PROMPT
Omit every picture while repeating the entries exactly.

* Begin *

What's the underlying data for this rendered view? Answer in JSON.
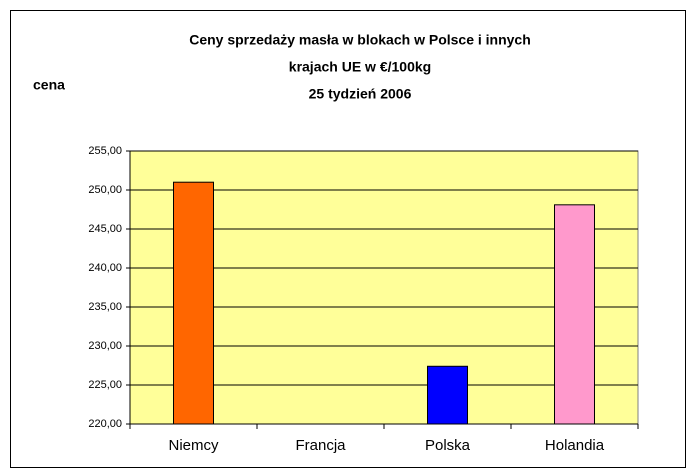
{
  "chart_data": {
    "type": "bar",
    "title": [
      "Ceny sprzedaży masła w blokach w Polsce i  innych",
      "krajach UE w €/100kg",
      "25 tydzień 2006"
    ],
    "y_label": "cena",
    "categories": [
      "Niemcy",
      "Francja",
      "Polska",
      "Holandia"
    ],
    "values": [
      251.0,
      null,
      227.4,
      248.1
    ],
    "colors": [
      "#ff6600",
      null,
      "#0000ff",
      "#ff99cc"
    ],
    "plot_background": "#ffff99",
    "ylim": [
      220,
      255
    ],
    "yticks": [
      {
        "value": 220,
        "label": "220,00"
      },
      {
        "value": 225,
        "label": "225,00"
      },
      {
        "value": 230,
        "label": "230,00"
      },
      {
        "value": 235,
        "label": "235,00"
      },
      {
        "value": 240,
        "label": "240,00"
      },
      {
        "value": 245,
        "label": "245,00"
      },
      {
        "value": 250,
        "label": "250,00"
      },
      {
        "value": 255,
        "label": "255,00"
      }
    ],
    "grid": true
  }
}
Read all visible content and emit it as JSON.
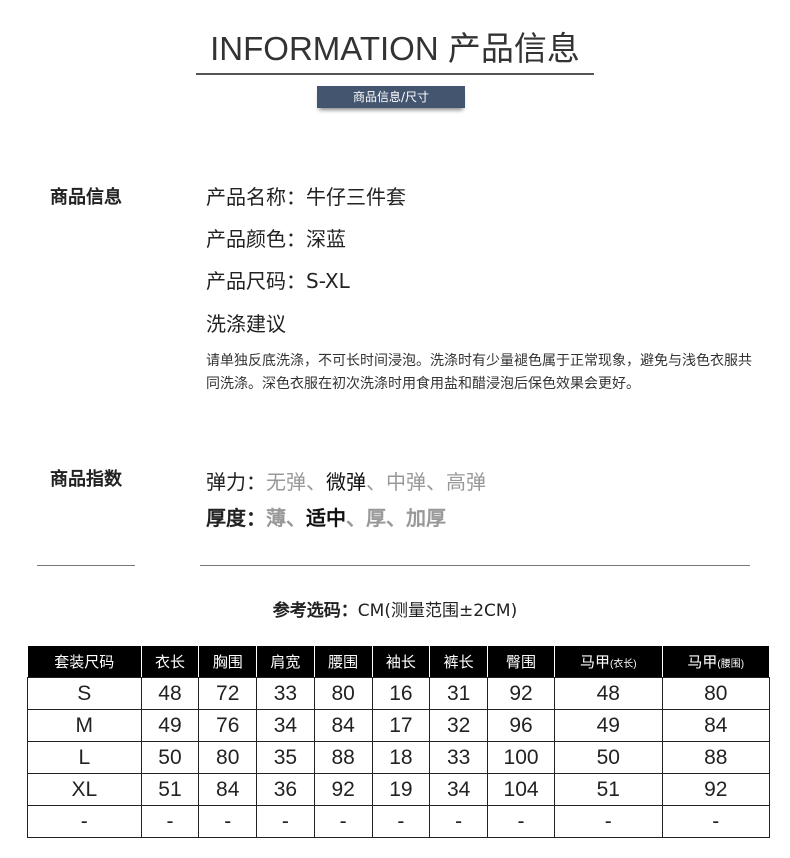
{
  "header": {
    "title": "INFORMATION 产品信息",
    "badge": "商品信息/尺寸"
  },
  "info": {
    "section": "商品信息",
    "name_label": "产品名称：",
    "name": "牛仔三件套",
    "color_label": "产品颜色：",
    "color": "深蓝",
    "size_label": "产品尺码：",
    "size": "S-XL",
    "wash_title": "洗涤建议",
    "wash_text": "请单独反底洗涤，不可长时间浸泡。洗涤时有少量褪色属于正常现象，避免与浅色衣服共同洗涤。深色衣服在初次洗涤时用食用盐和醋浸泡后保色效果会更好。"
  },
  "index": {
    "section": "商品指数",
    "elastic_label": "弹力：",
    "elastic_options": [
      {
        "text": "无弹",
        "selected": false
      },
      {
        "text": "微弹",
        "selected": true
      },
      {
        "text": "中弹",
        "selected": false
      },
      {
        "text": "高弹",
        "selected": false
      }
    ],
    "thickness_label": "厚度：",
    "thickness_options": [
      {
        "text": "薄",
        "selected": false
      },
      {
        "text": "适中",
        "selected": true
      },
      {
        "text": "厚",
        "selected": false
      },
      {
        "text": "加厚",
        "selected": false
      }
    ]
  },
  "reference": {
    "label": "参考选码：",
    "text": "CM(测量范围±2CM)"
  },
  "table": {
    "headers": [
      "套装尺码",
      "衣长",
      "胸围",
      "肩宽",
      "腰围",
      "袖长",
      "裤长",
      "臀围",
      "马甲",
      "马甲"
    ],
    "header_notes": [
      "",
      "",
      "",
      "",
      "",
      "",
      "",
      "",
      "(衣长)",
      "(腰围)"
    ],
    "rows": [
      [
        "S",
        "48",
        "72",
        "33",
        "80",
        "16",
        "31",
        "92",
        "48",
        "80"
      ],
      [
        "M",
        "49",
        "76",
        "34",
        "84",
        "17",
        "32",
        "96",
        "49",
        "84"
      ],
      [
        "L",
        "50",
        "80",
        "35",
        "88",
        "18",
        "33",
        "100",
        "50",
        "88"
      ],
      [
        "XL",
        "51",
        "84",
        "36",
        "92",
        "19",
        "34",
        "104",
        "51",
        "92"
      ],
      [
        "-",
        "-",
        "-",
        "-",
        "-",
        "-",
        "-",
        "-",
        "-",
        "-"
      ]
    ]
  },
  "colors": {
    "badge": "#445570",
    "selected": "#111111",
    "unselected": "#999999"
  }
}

* End *

FULL OUTPUT
What's the underlying data for this rendered view? Answer in JSON.
{
  "chart_data": {
    "type": "bar",
    "title": [
      "Ceny sprzedaży masła w blokach w Polsce i  innych",
      "krajach UE w €/100kg",
      "25 tydzień 2006"
    ],
    "y_label": "cena",
    "categories": [
      "Niemcy",
      "Francja",
      "Polska",
      "Holandia"
    ],
    "values": [
      251.0,
      null,
      227.4,
      248.1
    ],
    "colors": [
      "#ff6600",
      null,
      "#0000ff",
      "#ff99cc"
    ],
    "plot_background": "#ffff99",
    "ylim": [
      220,
      255
    ],
    "yticks": [
      {
        "value": 220,
        "label": "220,00"
      },
      {
        "value": 225,
        "label": "225,00"
      },
      {
        "value": 230,
        "label": "230,00"
      },
      {
        "value": 235,
        "label": "235,00"
      },
      {
        "value": 240,
        "label": "240,00"
      },
      {
        "value": 245,
        "label": "245,00"
      },
      {
        "value": 250,
        "label": "250,00"
      },
      {
        "value": 255,
        "label": "255,00"
      }
    ],
    "grid": true
  }
}
Read all visible content and emit it as JSON.
{
  "header": {
    "title": "INFORMATION 产品信息",
    "badge": "商品信息/尺寸"
  },
  "info": {
    "section": "商品信息",
    "name_label": "产品名称：",
    "name": "牛仔三件套",
    "color_label": "产品颜色：",
    "color": "深蓝",
    "size_label": "产品尺码：",
    "size": "S-XL",
    "wash_title": "洗涤建议",
    "wash_text": "请单独反底洗涤，不可长时间浸泡。洗涤时有少量褪色属于正常现象，避免与浅色衣服共同洗涤。深色衣服在初次洗涤时用食用盐和醋浸泡后保色效果会更好。"
  },
  "index": {
    "section": "商品指数",
    "elastic_label": "弹力：",
    "elastic_options": [
      {
        "text": "无弹",
        "selected": false
      },
      {
        "text": "微弹",
        "selected": true
      },
      {
        "text": "中弹",
        "selected": false
      },
      {
        "text": "高弹",
        "selected": false
      }
    ],
    "thickness_label": "厚度：",
    "thickness_options": [
      {
        "text": "薄",
        "selected": false
      },
      {
        "text": "适中",
        "selected": true
      },
      {
        "text": "厚",
        "selected": false
      },
      {
        "text": "加厚",
        "selected": false
      }
    ]
  },
  "reference": {
    "label": "参考选码：",
    "text": "CM(测量范围±2CM)"
  },
  "table": {
    "headers": [
      "套装尺码",
      "衣长",
      "胸围",
      "肩宽",
      "腰围",
      "袖长",
      "裤长",
      "臀围",
      "马甲",
      "马甲"
    ],
    "header_notes": [
      "",
      "",
      "",
      "",
      "",
      "",
      "",
      "",
      "(衣长)",
      "(腰围)"
    ],
    "rows": [
      [
        "S",
        "48",
        "72",
        "33",
        "80",
        "16",
        "31",
        "92",
        "48",
        "80"
      ],
      [
        "M",
        "49",
        "76",
        "34",
        "84",
        "17",
        "32",
        "96",
        "49",
        "84"
      ],
      [
        "L",
        "50",
        "80",
        "35",
        "88",
        "18",
        "33",
        "100",
        "50",
        "88"
      ],
      [
        "XL",
        "51",
        "84",
        "36",
        "92",
        "19",
        "34",
        "104",
        "51",
        "92"
      ],
      [
        "-",
        "-",
        "-",
        "-",
        "-",
        "-",
        "-",
        "-",
        "-",
        "-"
      ]
    ]
  },
  "colors": {
    "badge": "#445570",
    "selected": "#111111",
    "unselected": "#999999"
  }
}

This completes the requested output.